(Figure collection entries)
::::::::
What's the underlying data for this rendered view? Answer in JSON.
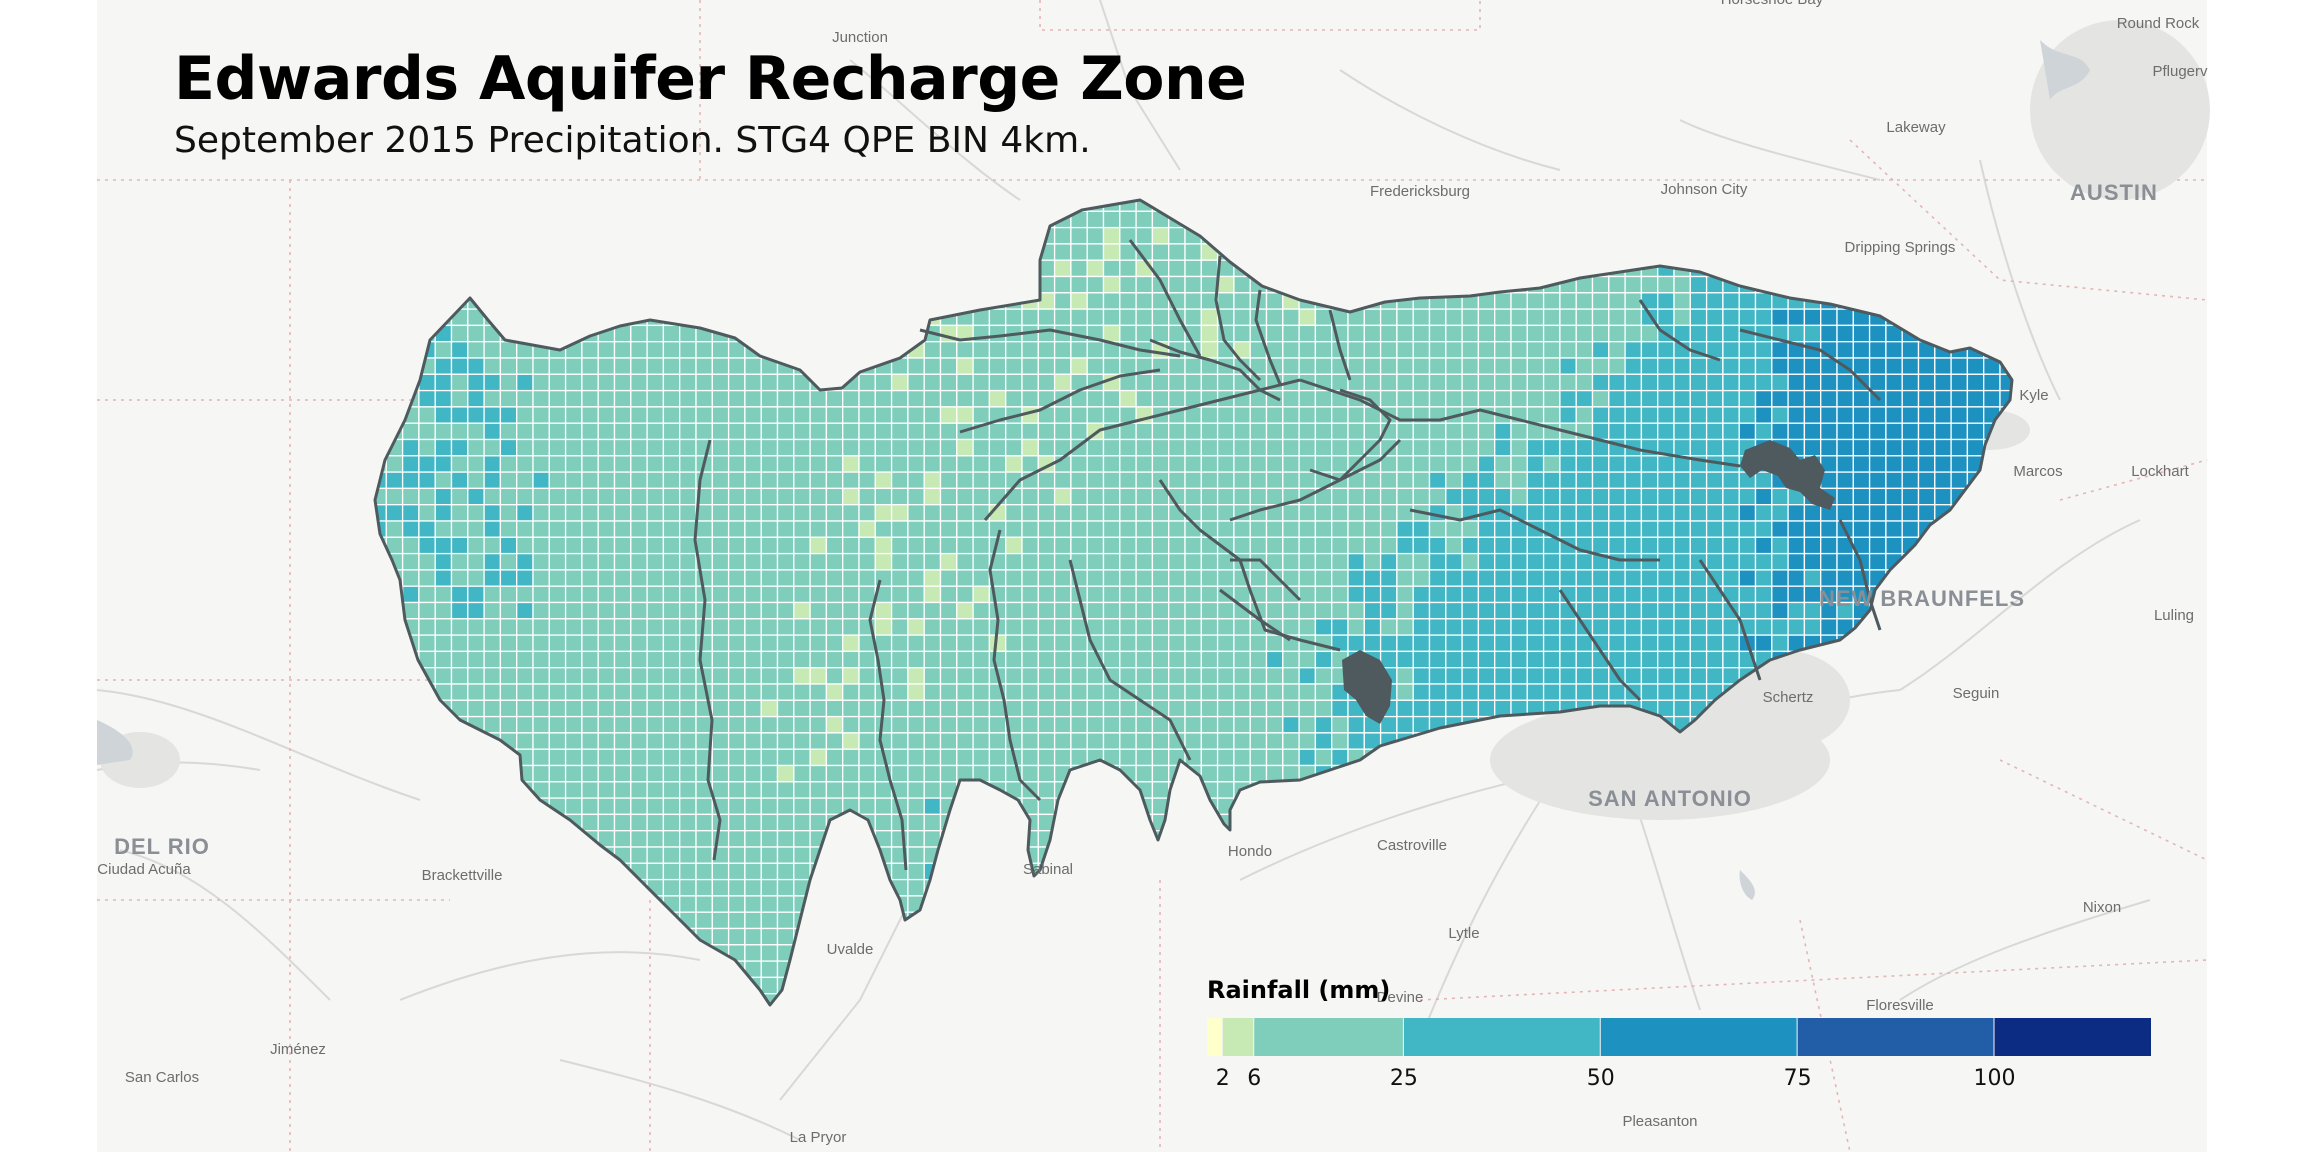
{
  "title": "Edwards Aquifer Recharge Zone",
  "subtitle": "September 2015 Precipitation. STG4 QPE BIN 4km.",
  "legend": {
    "title": "Rainfall (mm)",
    "domain": [
      0,
      120
    ],
    "bins": [
      {
        "from": 0,
        "to": 2,
        "color": "#ffffcc"
      },
      {
        "from": 2,
        "to": 6,
        "color": "#c7e9b4"
      },
      {
        "from": 6,
        "to": 25,
        "color": "#7fcdbb"
      },
      {
        "from": 25,
        "to": 50,
        "color": "#41b6c4"
      },
      {
        "from": 50,
        "to": 75,
        "color": "#1d91c0"
      },
      {
        "from": 75,
        "to": 100,
        "color": "#225ea8"
      },
      {
        "from": 100,
        "to": 120,
        "color": "#0c2c84"
      }
    ],
    "ticks": [
      "2",
      "6",
      "25",
      "50",
      "75",
      "100"
    ]
  },
  "places": [
    {
      "name": "Junction",
      "size": "small"
    },
    {
      "name": "Horseshoe Bay",
      "size": "small"
    },
    {
      "name": "Round Rock",
      "size": "small"
    },
    {
      "name": "Pflugerv",
      "size": "small"
    },
    {
      "name": "Lakeway",
      "size": "small"
    },
    {
      "name": "AUSTIN",
      "size": "big"
    },
    {
      "name": "Fredericksburg",
      "size": "small"
    },
    {
      "name": "Johnson City",
      "size": "small"
    },
    {
      "name": "Dripping Springs",
      "size": "small"
    },
    {
      "name": "Kyle",
      "size": "small"
    },
    {
      "name": "Marcos",
      "size": "small"
    },
    {
      "name": "Lockhart",
      "size": "small"
    },
    {
      "name": "NEW BRAUNFELS",
      "size": "big"
    },
    {
      "name": "Luling",
      "size": "small"
    },
    {
      "name": "Schertz",
      "size": "small"
    },
    {
      "name": "Seguin",
      "size": "small"
    },
    {
      "name": "SAN ANTONIO",
      "size": "big"
    },
    {
      "name": "DEL RIO",
      "size": "big"
    },
    {
      "name": "Ciudad Acuña",
      "size": "small"
    },
    {
      "name": "Brackettville",
      "size": "small"
    },
    {
      "name": "Sabinal",
      "size": "small"
    },
    {
      "name": "Hondo",
      "size": "small"
    },
    {
      "name": "Castroville",
      "size": "small"
    },
    {
      "name": "Uvalde",
      "size": "small"
    },
    {
      "name": "Lytle",
      "size": "small"
    },
    {
      "name": "Nixon",
      "size": "small"
    },
    {
      "name": "Floresville",
      "size": "small"
    },
    {
      "name": "Jiménez",
      "size": "small"
    },
    {
      "name": "San Carlos",
      "size": "small"
    },
    {
      "name": "Pleasanton",
      "size": "small"
    },
    {
      "name": "La Pryor",
      "size": "small"
    },
    {
      "name": "Devine",
      "size": "small"
    }
  ]
}
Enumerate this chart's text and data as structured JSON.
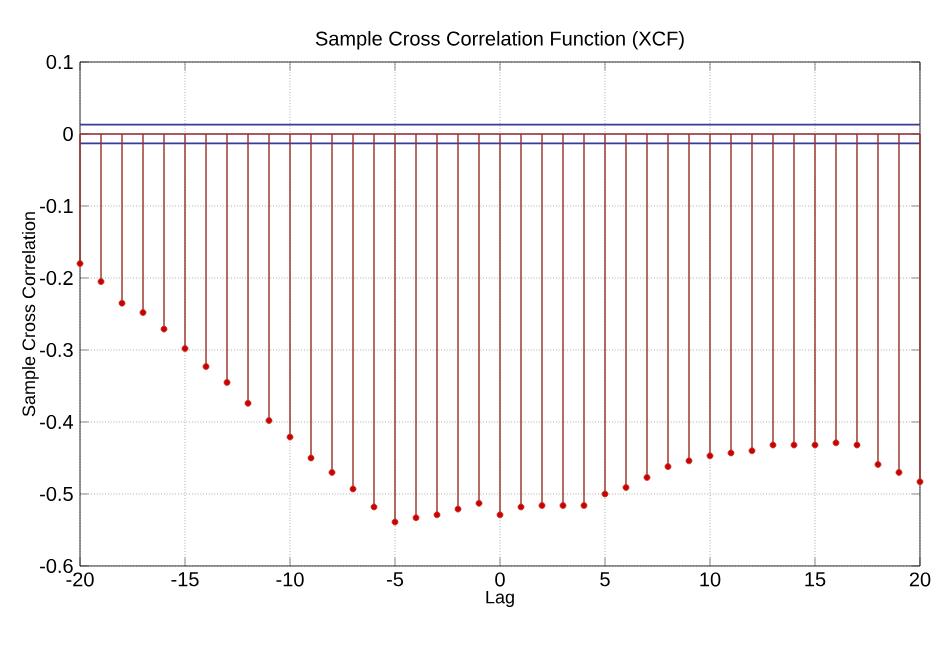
{
  "chart_data": {
    "type": "lollipop",
    "title": "Sample Cross Correlation Function (XCF)",
    "xlabel": "Lag",
    "ylabel": "Sample Cross Correlation",
    "x": [
      -20,
      -19,
      -18,
      -17,
      -16,
      -15,
      -14,
      -13,
      -12,
      -11,
      -10,
      -9,
      -8,
      -7,
      -6,
      -5,
      -4,
      -3,
      -2,
      -1,
      0,
      1,
      2,
      3,
      4,
      5,
      6,
      7,
      8,
      9,
      10,
      11,
      12,
      13,
      14,
      15,
      16,
      17,
      18,
      19,
      20
    ],
    "values": [
      -0.18,
      -0.205,
      -0.235,
      -0.248,
      -0.271,
      -0.298,
      -0.323,
      -0.345,
      -0.374,
      -0.398,
      -0.421,
      -0.45,
      -0.47,
      -0.493,
      -0.518,
      -0.539,
      -0.533,
      -0.529,
      -0.521,
      -0.513,
      -0.529,
      -0.518,
      -0.516,
      -0.516,
      -0.516,
      -0.5,
      -0.491,
      -0.477,
      -0.462,
      -0.454,
      -0.447,
      -0.443,
      -0.44,
      -0.432,
      -0.432,
      -0.432,
      -0.429,
      -0.432,
      -0.459,
      -0.47,
      -0.483
    ],
    "color": "#c0392b",
    "marker": "circle",
    "grid": true,
    "xlim": [
      -20,
      20
    ],
    "xticks": [
      -20,
      -15,
      -10,
      -5,
      0,
      5,
      10,
      15,
      20
    ],
    "ylim": [
      -0.6,
      0.1
    ],
    "yticks": [
      -0.6,
      -0.5,
      -0.4,
      -0.3,
      -0.2,
      -0.1,
      0,
      0.1
    ],
    "ref_lines": [
      {
        "axis": "y",
        "value": 0.013,
        "color": "#3a3a9a"
      },
      {
        "axis": "y",
        "value": 0,
        "color": "#8b2a3a"
      },
      {
        "axis": "y",
        "value": -0.013,
        "color": "#3a3a9a"
      }
    ]
  }
}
::::::::
**WHAT IS REQUIRED:** Copy all lines from the material that include "this".

**REPLY TO THE TASK:**
What's the underlying data for this rendered view? Answer in JSON.
Enumerate this chart's text and data as structured JSON.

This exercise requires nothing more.